Stored records:
◆ ◆ ◆

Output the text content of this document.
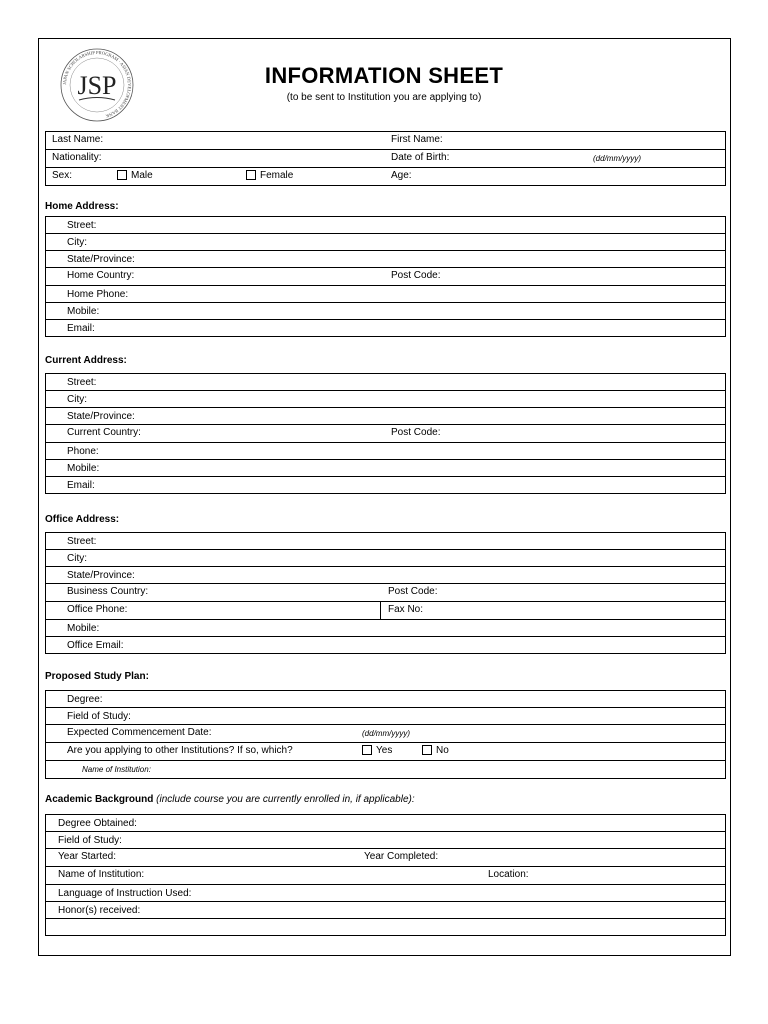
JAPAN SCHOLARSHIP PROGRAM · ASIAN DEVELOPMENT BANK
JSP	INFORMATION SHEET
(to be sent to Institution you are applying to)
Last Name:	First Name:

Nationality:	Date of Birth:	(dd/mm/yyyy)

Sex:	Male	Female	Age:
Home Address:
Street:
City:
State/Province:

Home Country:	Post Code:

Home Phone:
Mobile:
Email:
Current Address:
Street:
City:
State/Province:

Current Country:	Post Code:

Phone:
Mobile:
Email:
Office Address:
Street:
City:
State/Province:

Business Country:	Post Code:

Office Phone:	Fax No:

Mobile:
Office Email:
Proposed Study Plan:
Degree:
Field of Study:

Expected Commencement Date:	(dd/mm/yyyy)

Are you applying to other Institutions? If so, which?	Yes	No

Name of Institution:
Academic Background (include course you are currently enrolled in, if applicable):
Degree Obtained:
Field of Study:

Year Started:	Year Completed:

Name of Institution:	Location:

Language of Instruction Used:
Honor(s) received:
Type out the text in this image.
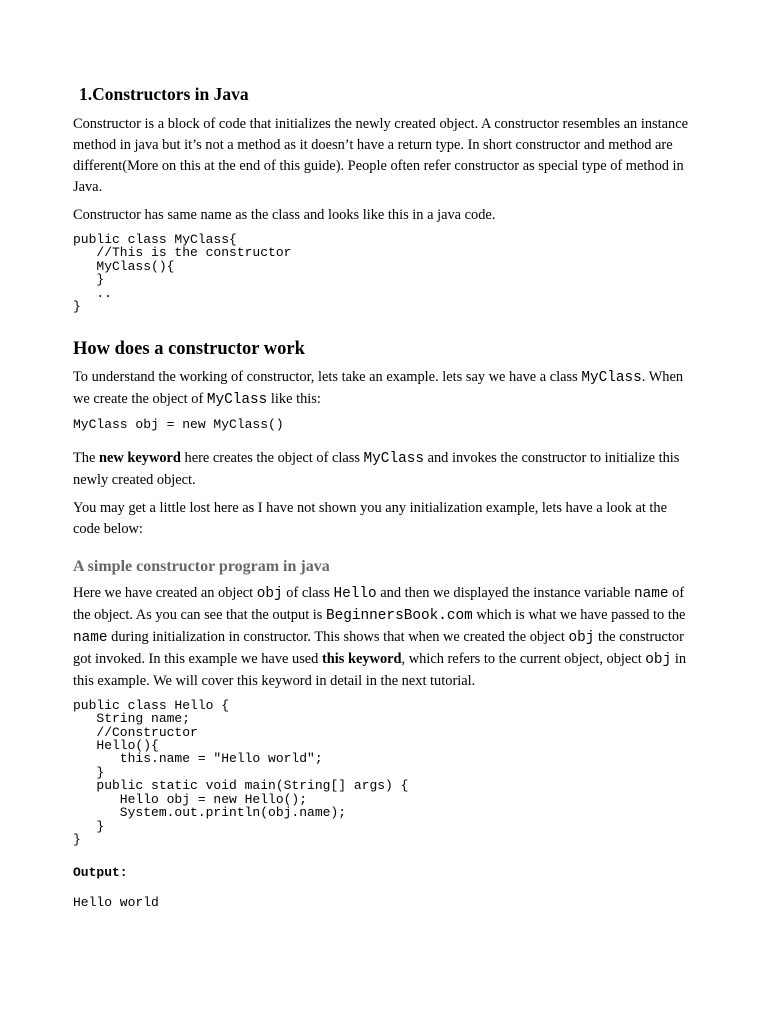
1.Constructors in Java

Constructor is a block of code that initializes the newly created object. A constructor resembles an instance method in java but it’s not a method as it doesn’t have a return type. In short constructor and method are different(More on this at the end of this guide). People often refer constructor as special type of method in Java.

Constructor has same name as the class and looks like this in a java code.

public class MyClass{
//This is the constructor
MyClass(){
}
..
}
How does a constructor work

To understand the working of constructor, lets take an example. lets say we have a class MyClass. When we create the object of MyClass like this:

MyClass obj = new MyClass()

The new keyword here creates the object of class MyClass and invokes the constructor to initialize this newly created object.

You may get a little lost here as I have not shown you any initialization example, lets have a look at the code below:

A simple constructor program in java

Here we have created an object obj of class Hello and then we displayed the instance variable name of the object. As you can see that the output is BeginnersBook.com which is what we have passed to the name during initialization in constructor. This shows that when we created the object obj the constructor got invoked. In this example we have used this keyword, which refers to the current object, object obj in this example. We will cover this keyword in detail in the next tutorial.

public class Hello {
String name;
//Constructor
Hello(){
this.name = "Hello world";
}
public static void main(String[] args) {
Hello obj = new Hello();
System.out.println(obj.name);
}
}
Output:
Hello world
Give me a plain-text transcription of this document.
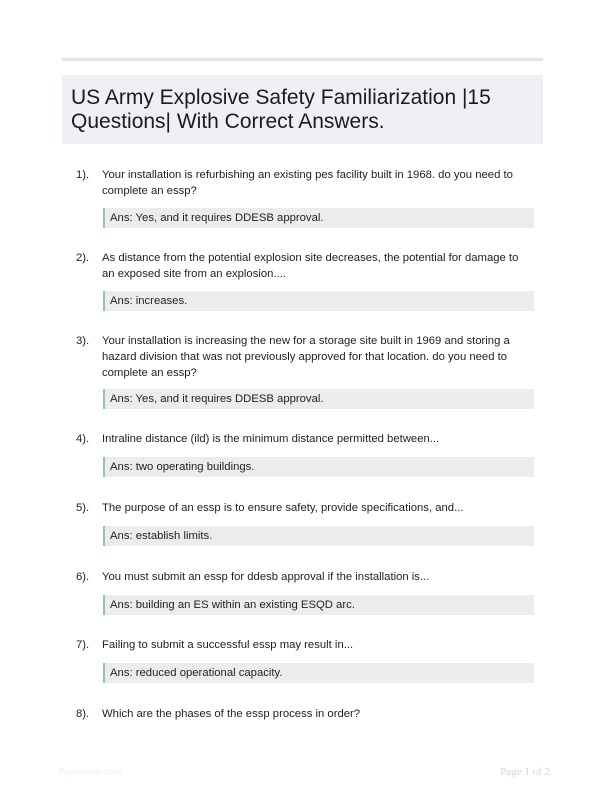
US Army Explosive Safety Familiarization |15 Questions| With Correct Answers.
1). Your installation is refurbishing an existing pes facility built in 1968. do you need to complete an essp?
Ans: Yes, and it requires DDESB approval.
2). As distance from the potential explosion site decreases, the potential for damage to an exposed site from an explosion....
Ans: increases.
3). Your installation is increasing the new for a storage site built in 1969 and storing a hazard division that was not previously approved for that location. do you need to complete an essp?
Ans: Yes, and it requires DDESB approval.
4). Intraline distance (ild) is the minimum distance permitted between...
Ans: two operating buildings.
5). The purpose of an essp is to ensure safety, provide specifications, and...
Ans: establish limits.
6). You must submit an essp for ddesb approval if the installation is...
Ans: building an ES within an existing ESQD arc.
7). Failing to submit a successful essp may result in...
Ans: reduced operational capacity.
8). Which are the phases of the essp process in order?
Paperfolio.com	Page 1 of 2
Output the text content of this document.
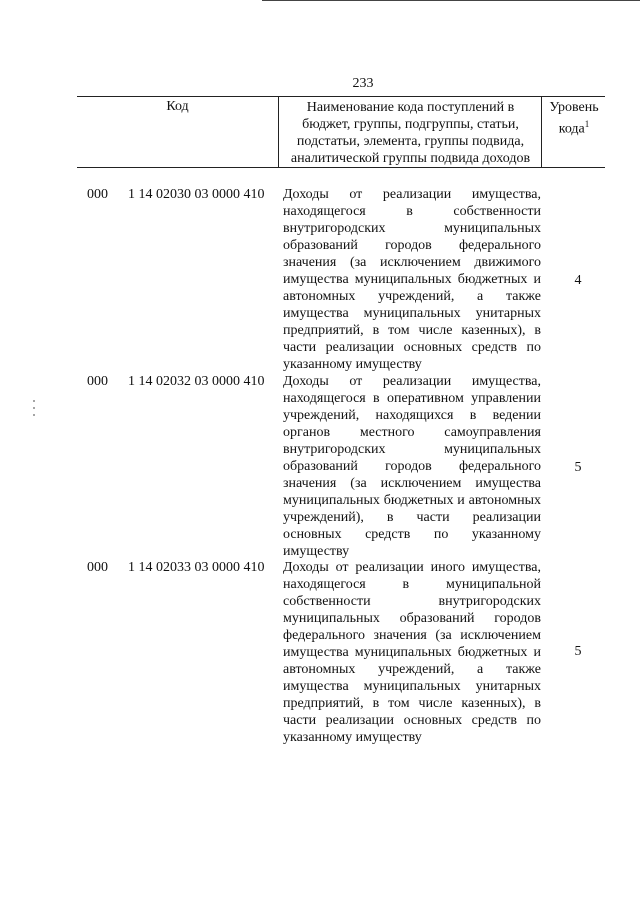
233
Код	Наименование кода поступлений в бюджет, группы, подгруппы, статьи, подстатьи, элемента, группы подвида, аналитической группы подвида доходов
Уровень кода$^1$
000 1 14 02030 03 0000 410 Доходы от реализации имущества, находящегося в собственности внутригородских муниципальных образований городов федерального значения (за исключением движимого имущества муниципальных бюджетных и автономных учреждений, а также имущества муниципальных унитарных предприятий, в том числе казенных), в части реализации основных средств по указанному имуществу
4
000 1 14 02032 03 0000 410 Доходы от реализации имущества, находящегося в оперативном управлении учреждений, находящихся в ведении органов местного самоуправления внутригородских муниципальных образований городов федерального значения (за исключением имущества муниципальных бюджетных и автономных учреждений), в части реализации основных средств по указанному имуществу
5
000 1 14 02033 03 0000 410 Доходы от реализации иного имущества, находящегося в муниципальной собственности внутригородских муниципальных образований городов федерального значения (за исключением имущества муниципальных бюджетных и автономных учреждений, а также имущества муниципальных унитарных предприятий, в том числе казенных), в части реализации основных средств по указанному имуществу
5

◆ ◆ ◆

Given request: Select, from the listing, all lines that include the word "бюджетных".

Full response:
000 1 14 02030 03 0000 410 Доходы от реализации имущества, находящегося в собственности внутригородских муниципальных образований городов федерального значения (за исключением движимого имущества муниципальных бюджетных и автономных учреждений, а также имущества муниципальных унитарных предприятий, в том числе казенных), в части реализации основных средств по указанному имуществу
000 1 14 02032 03 0000 410 Доходы от реализации имущества, находящегося в оперативном управлении учреждений, находящихся в ведении органов местного самоуправления внутригородских муниципальных образований городов федерального значения (за исключением имущества муниципальных бюджетных и автономных учреждений), в части реализации основных средств по указанному имуществу
000 1 14 02033 03 0000 410 Доходы от реализации иного имущества, находящегося в муниципальной собственности внутригородских муниципальных образований городов федерального значения (за исключением имущества муниципальных бюджетных и автономных учреждений, а также имущества муниципальных унитарных предприятий, в том числе казенных), в части реализации основных средств по указанному имуществу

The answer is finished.